Input data:
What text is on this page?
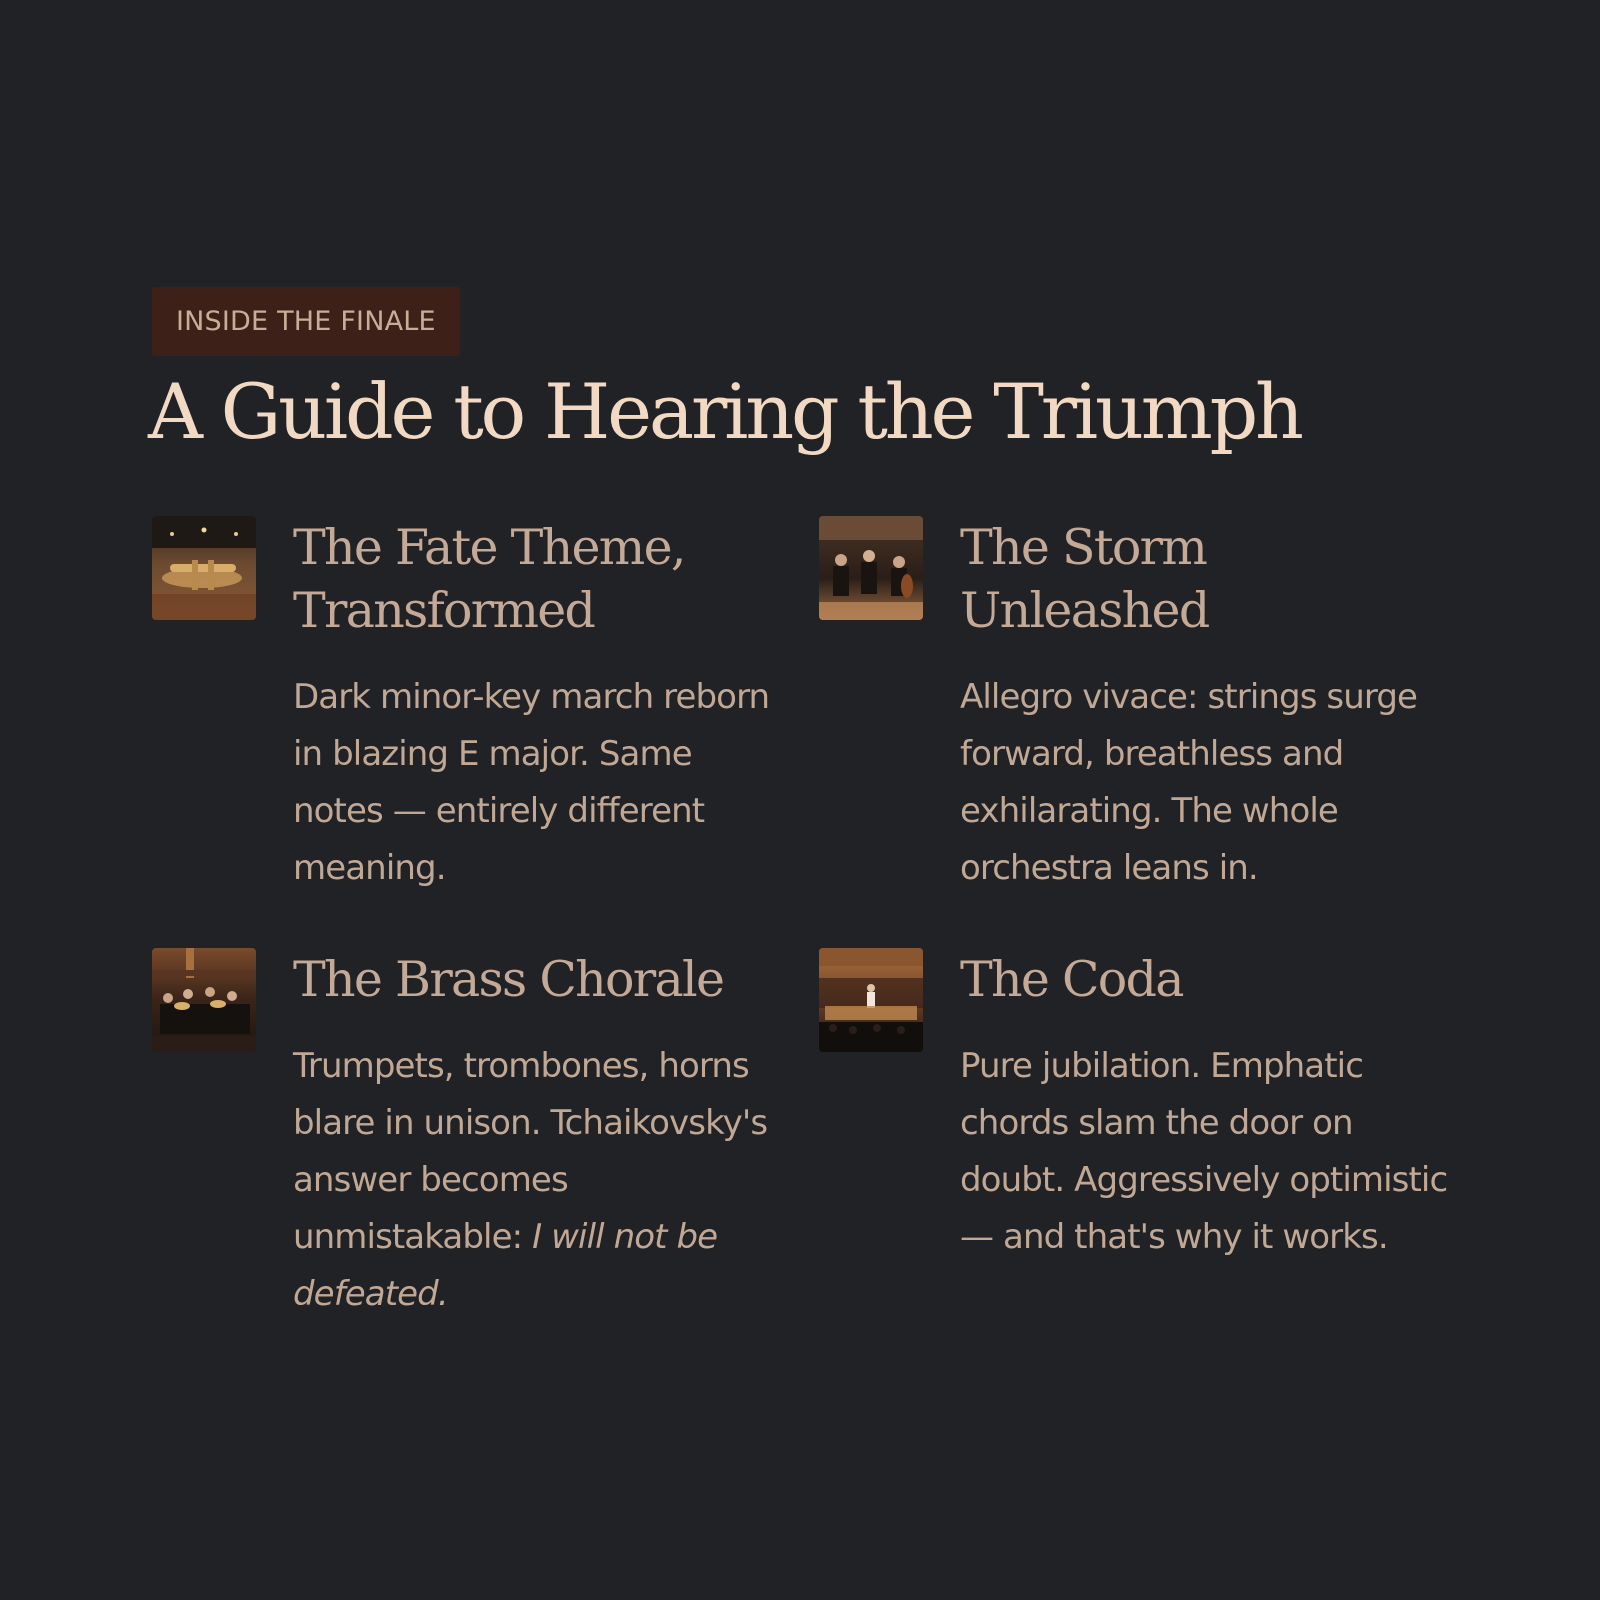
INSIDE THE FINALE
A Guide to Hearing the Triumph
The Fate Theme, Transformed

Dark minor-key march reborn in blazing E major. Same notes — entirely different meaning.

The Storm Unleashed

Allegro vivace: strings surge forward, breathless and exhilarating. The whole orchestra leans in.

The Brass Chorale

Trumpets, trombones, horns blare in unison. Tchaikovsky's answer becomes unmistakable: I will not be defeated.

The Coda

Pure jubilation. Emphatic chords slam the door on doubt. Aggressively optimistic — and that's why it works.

Stated task: Give back the whole listing as it stands, minus its pictures.

Output of the task:
What text is on this page?
INSIDE THE FINALE
A Guide to Hearing the Triumph
The Fate Theme, Transformed

Dark minor-key march reborn in blazing E major. Same notes — entirely different meaning.

The Storm Unleashed

Allegro vivace: strings surge forward, breathless and exhilarating. The whole orchestra leans in.

The Brass Chorale

Trumpets, trombones, horns blare in unison. Tchaikovsky's answer becomes unmistakable: I will not be defeated.

The Coda

Pure jubilation. Emphatic chords slam the door on doubt. Aggressively optimistic — and that's why it works.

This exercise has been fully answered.